+++ RECORDED DATA +++

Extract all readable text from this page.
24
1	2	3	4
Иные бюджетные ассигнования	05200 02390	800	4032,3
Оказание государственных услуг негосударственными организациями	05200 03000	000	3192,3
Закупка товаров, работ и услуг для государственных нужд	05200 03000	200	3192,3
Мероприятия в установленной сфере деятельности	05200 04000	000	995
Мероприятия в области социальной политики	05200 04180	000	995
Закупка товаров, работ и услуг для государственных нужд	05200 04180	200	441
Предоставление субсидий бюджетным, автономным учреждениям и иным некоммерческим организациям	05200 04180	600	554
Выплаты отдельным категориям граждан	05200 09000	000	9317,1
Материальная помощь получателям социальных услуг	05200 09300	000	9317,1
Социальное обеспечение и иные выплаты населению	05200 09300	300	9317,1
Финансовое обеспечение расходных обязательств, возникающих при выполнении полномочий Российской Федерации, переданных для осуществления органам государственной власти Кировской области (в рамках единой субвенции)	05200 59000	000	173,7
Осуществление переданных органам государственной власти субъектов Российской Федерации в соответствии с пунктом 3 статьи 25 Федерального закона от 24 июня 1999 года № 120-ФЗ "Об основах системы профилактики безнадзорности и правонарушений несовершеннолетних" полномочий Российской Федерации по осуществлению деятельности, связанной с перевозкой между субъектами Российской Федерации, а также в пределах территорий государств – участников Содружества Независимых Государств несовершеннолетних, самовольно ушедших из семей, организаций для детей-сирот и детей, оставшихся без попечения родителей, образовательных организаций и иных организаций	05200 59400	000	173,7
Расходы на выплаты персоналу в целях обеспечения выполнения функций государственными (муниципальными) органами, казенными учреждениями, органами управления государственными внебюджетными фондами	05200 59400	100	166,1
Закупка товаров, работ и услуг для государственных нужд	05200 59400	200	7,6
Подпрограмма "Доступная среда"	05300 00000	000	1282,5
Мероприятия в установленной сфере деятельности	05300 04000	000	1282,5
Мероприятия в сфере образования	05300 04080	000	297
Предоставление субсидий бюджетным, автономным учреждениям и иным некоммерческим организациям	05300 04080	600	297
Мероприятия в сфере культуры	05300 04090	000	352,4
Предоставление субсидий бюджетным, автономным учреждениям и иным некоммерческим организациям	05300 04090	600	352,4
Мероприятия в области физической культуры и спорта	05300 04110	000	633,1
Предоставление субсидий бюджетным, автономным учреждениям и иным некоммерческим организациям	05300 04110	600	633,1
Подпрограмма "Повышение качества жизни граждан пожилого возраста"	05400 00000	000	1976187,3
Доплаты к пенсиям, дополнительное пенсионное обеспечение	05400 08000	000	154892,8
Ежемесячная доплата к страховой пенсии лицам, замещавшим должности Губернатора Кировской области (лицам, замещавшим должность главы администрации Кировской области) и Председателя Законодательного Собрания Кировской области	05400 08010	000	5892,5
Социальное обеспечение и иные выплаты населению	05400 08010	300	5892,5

+++

GIVEN INSTRUCTION: Retype the whole listing, matching it exactly.

THE ANSWER:
Extract all readable text from this page.
24
1	2	3	4
Иные бюджетные ассигнования	05200 02390	800	4032,3
Оказание государственных услуг негосударственными организациями	05200 03000	000	3192,3
Закупка товаров, работ и услуг для государственных нужд	05200 03000	200	3192,3
Мероприятия в установленной сфере деятельности	05200 04000	000	995
Мероприятия в области социальной политики	05200 04180	000	995
Закупка товаров, работ и услуг для государственных нужд	05200 04180	200	441
Предоставление субсидий бюджетным, автономным учреждениям и иным некоммерческим организациям	05200 04180	600	554
Выплаты отдельным категориям граждан	05200 09000	000	9317,1
Материальная помощь получателям социальных услуг	05200 09300	000	9317,1
Социальное обеспечение и иные выплаты населению	05200 09300	300	9317,1
Финансовое обеспечение расходных обязательств, возникающих при выполнении полномочий Российской Федерации, переданных для осуществления органам государственной власти Кировской области (в рамках единой субвенции)	05200 59000	000	173,7
Осуществление переданных органам государственной власти субъектов Российской Федерации в соответствии с пунктом 3 статьи 25 Федерального закона от 24 июня 1999 года № 120-ФЗ "Об основах системы профилактики безнадзорности и правонарушений несовершеннолетних" полномочий Российской Федерации по осуществлению деятельности, связанной с перевозкой между субъектами Российской Федерации, а также в пределах территорий государств – участников Содружества Независимых Государств несовершеннолетних, самовольно ушедших из семей, организаций для детей-сирот и детей, оставшихся без попечения родителей, образовательных организаций и иных организаций	05200 59400	000	173,7
Расходы на выплаты персоналу в целях обеспечения выполнения функций государственными (муниципальными) органами, казенными учреждениями, органами управления государственными внебюджетными фондами	05200 59400	100	166,1
Закупка товаров, работ и услуг для государственных нужд	05200 59400	200	7,6
Подпрограмма "Доступная среда"	05300 00000	000	1282,5
Мероприятия в установленной сфере деятельности	05300 04000	000	1282,5
Мероприятия в сфере образования	05300 04080	000	297
Предоставление субсидий бюджетным, автономным учреждениям и иным некоммерческим организациям	05300 04080	600	297
Мероприятия в сфере культуры	05300 04090	000	352,4
Предоставление субсидий бюджетным, автономным учреждениям и иным некоммерческим организациям	05300 04090	600	352,4
Мероприятия в области физической культуры и спорта	05300 04110	000	633,1
Предоставление субсидий бюджетным, автономным учреждениям и иным некоммерческим организациям	05300 04110	600	633,1
Подпрограмма "Повышение качества жизни граждан пожилого возраста"	05400 00000	000	1976187,3
Доплаты к пенсиям, дополнительное пенсионное обеспечение	05400 08000	000	154892,8
Ежемесячная доплата к страховой пенсии лицам, замещавшим должности Губернатора Кировской области (лицам, замещавшим должность главы администрации Кировской области) и Председателя Законодательного Собрания Кировской области	05400 08010	000	5892,5
Социальное обеспечение и иные выплаты населению	05400 08010	300	5892,5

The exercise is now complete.